In [97]:
%pip install scikit-learn

Note: you may need to restart the kernel to use updated packages.


In [98]:
import os
import pandas as pd
import sys


def read_csv(filename="water_consumption_updated.csv", delimiter=";"):
    if not os.path.exists(filename):
        print(f"File '{filename}' does not exist.")
        sys.exit(1)

    df = pd.read_csv(filename, delimiter=delimiter)
    if "Consumption" in df.columns:
        df["Consumption"] = pd.to_numeric(df["Consumption"].str.replace(",", "."))
        df["Month"] = pd.to_numeric(df["Month"], errors="coerce")
        df["Year"] = pd.to_numeric(df["Year"], errors="coerce")
        df["Day"] = pd.to_numeric(df["Day"], errors="coerce")
        df["Area"] = pd.to_numeric(df["Area"].str.replace(",", "."), errors="coerce")

    if df.empty or len(df) == 1:
        raise ValueError("Empty file or file with only header.")
    return df


read_csv()

Unnamed: 0,Park,Year,Month,Day,Consumption,Park name,Area
0,Oriental,2023,1,1,20.8000,Oriental,15.0
1,ArcaAgua,2023,1,1,5.2000,Cidade,69.9
2,Covelo,2023,1,1,9.2700,SaoRoque,5.8
3,Cidade,2023,1,1,68.2500,Covelo,7.7
4,Oriental,2023,1,2,19.0000,ArcaAgua,2.6
...,...,...,...,...,...,...,...

# # # # # # #

### SET PROBLEM 1
Name every column that the read_csv function in the water consumption notebook converts with pd.to_numeric.
### SET PROBLEM 2
Proceed with the water consumption notebook, starting right after its final line.

# # # # # # #

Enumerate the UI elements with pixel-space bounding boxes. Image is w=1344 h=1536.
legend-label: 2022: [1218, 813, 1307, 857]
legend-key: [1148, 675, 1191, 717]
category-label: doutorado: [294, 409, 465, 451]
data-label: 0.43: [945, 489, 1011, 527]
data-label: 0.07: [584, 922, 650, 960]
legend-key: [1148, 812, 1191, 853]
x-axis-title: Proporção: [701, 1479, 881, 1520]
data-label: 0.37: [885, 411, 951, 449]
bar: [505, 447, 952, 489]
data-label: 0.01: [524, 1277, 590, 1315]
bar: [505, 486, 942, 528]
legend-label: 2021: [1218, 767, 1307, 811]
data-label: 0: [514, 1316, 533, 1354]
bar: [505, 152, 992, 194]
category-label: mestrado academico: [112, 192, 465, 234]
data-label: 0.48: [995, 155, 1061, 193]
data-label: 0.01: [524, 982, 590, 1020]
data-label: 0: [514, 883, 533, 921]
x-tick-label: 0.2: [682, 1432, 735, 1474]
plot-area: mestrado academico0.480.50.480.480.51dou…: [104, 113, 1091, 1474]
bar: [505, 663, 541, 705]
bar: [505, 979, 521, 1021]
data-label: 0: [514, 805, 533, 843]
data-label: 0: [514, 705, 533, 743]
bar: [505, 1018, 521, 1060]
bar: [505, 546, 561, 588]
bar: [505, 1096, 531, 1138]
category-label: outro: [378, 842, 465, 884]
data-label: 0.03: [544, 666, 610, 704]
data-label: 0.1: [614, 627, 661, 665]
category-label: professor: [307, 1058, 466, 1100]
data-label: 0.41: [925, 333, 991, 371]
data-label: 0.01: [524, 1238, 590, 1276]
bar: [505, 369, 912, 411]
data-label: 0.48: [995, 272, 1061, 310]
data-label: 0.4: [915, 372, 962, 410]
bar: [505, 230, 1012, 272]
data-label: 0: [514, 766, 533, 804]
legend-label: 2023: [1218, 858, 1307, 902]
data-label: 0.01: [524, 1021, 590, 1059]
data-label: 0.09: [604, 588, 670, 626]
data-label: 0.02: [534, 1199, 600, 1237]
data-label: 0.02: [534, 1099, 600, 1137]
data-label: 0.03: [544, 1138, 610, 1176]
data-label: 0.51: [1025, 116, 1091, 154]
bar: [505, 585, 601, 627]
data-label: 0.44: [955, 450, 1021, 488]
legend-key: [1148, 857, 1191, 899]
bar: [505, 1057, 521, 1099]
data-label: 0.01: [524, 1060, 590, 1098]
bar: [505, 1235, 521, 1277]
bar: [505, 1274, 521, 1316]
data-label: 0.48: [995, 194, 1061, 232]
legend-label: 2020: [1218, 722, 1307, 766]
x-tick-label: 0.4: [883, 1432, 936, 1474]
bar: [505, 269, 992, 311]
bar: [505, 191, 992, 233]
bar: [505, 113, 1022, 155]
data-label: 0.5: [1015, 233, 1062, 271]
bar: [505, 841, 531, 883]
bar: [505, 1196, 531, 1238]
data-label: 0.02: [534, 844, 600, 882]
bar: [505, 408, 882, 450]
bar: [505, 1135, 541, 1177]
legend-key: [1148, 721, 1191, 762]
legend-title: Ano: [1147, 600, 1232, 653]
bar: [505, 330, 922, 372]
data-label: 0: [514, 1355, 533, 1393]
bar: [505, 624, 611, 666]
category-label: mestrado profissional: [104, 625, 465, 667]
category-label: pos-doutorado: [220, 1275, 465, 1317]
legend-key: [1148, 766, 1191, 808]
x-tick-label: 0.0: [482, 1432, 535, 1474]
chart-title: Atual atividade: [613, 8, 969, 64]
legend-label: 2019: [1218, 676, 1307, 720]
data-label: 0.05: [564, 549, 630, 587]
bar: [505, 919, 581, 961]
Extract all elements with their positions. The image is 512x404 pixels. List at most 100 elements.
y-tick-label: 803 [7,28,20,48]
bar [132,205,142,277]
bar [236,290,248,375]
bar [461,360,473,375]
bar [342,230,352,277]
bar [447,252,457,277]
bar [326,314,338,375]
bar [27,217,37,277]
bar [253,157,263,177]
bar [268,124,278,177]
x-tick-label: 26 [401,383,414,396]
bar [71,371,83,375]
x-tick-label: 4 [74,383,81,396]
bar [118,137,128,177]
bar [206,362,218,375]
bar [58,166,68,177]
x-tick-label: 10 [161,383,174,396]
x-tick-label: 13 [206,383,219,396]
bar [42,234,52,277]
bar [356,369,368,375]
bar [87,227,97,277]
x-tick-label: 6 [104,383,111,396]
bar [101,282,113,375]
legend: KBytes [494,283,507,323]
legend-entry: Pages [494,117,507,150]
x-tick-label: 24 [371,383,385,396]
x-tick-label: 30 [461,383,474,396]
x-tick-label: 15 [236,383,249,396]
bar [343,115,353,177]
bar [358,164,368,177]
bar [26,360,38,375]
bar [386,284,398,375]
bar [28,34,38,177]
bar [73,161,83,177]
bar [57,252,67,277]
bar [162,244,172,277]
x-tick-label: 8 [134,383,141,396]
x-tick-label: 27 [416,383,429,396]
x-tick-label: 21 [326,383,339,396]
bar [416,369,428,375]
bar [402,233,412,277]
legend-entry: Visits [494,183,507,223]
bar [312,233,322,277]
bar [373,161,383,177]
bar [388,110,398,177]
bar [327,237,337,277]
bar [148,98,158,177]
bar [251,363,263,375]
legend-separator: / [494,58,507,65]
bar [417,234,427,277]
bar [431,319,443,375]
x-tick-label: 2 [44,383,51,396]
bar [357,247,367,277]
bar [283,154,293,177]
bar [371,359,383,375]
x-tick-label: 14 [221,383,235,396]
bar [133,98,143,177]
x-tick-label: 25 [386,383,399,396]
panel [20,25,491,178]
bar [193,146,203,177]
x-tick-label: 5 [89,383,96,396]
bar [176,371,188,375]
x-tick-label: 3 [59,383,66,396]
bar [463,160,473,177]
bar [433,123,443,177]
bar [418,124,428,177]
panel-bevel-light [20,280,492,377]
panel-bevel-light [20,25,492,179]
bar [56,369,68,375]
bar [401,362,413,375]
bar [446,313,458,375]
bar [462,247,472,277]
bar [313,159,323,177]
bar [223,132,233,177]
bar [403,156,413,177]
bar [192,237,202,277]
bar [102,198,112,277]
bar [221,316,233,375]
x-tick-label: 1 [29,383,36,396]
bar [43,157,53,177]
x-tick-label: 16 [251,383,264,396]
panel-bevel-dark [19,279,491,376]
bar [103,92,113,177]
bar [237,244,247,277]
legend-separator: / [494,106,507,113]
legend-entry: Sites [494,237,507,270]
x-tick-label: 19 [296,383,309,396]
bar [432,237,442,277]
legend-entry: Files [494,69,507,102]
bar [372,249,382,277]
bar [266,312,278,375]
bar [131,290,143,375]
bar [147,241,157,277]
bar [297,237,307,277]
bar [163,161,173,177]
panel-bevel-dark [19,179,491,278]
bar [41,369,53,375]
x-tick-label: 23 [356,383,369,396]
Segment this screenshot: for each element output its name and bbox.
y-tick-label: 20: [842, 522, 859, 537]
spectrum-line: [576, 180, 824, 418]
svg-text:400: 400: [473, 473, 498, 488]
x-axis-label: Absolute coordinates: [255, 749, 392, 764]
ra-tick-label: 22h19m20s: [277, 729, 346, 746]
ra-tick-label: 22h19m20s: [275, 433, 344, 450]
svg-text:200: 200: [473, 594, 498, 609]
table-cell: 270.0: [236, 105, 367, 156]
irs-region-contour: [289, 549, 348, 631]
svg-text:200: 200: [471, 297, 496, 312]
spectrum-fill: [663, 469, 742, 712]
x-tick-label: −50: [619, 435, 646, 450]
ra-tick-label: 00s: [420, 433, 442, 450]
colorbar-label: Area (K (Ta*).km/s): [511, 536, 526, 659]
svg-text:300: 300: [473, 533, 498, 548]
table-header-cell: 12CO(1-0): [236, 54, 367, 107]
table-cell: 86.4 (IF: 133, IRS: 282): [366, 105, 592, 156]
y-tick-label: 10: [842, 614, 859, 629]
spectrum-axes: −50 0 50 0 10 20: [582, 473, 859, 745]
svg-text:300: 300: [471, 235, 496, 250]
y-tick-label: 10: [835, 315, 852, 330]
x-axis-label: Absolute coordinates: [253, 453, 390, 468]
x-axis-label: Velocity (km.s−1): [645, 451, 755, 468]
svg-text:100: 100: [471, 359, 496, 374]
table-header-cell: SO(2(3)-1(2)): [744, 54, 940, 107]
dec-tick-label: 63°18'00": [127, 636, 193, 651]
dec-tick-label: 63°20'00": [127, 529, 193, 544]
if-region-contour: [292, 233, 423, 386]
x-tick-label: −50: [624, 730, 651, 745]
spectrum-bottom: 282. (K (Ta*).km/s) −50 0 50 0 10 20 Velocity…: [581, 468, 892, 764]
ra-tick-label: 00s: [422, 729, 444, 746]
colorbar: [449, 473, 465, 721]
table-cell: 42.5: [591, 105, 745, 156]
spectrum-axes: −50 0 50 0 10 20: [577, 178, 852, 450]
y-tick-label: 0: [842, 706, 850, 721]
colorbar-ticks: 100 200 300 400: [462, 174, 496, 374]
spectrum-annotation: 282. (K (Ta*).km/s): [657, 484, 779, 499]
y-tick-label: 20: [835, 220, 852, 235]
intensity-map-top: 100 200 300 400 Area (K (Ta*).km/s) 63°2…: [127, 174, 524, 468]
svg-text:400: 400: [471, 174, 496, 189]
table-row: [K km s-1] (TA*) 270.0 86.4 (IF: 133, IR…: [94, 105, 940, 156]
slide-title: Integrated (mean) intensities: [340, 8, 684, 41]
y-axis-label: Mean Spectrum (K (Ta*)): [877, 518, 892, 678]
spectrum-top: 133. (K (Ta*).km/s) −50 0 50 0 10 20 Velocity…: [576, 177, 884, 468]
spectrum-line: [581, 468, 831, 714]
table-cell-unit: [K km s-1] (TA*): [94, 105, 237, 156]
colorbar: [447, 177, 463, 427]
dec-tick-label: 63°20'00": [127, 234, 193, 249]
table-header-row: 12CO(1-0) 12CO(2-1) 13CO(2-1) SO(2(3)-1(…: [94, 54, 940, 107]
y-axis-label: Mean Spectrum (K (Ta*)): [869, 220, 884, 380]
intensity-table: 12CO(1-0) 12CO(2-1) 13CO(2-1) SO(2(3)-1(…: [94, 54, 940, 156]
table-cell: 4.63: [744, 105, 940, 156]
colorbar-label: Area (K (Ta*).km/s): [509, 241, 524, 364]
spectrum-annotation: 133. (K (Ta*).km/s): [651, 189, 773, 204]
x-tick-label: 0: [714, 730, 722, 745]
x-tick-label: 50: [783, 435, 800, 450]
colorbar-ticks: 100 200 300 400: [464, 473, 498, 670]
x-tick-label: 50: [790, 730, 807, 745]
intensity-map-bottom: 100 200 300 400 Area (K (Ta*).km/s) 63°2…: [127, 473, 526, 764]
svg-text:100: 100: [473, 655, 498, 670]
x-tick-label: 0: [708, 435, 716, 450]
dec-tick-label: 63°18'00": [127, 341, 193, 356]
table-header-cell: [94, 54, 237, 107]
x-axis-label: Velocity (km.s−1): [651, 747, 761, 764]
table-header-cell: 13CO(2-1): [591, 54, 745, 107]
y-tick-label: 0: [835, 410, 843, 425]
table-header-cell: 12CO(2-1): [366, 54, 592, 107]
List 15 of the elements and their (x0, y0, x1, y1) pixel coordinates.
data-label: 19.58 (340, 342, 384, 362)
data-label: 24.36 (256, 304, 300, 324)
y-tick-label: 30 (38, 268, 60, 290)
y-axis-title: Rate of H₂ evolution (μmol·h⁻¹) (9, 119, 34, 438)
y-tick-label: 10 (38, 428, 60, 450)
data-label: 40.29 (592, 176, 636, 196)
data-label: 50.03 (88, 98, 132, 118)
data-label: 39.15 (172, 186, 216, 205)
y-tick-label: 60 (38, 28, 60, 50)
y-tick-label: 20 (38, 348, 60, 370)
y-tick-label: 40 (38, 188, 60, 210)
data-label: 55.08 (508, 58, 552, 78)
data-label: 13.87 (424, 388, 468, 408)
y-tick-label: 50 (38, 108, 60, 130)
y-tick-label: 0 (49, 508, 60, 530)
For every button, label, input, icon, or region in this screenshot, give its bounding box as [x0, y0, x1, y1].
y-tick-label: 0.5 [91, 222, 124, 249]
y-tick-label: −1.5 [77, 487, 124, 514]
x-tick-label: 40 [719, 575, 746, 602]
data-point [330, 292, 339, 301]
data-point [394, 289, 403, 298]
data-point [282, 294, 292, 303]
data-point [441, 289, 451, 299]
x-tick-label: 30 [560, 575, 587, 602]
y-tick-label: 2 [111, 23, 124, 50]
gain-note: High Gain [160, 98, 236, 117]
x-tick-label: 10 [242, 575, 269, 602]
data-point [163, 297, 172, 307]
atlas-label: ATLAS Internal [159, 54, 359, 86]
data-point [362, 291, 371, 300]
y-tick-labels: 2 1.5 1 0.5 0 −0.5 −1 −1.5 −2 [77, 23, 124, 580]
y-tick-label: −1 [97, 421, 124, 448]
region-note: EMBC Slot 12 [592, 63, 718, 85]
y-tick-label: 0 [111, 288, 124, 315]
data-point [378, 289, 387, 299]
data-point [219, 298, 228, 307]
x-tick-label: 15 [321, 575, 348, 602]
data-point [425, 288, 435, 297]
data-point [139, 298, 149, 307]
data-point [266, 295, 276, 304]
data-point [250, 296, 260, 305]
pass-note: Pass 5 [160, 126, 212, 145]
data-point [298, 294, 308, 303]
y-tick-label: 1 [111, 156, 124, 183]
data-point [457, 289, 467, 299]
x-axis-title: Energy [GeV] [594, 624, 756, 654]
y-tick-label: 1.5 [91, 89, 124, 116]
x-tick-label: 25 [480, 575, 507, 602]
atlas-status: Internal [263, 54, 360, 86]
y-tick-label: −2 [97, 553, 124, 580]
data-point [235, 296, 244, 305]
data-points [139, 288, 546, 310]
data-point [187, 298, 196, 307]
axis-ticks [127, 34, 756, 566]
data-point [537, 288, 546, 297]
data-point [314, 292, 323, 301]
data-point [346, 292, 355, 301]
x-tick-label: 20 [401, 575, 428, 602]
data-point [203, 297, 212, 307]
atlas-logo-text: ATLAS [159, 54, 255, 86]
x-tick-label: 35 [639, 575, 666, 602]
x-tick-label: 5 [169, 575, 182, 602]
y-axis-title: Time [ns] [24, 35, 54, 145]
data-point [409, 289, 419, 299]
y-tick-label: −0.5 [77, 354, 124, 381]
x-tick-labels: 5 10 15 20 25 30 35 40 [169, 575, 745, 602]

# # # # # # #

### EXERCISE OUTPUT 1
Consumption, Month, Year, Day, Area

### EXERCISE OUTPUT 2
3941,Varas,2024,3,27,3.9312,,
3942,Varas,2024,3,28,3.8556,,
3943,Varas,2024,3,29,3.7422,,
3944,Varas,2024,3,30,3.9312,,


In [99]:
def average_park_cost(data: pd.DataFrame):
    grouped_data = data.groupby(["Park name", "Year", "Month"])

    monthly_costs = (
        grouped_data["Consumption"]
        .sum()
        .apply(lambda x: x * 0.7 if x <= 1000 else 1000 * 0.7 + (x - 1000) * 0.7 * 1.15)
    )

    average_costs = monthly_costs.groupby(level=0).mean()
    average_area = data.groupby("Park name")["Area"].mean()

    average_park_data = pd.DataFrame({
        "Cost": average_costs,
        "Area": average_area
    })

    return average_park_data

In [100]:
from sklearn.linear_model import LinearRegression

df = read_csv("water_consumption_updated.csv", delimiter=";")

parks = df[df['Park name'].notna()]['Park name'].unique()

filtered_data = df[df["Park name"].isin(parks)]

monthly_cost = average_park_cost(filtered_data)

# Perform a linear regression
X = monthly_cost["Area"].values.reshape(-1, 1)
y = monthly_cost["Cost"]

model = LinearRegression().fit(X, y)

# Predict the average monthly cost
new_park_area = 55
predicted_cost = model.predict([[new_park_area]])
print(
    f"The predicted average monthly cost for a 55-hectare park is {predicted_cost[0]:.3f}"
)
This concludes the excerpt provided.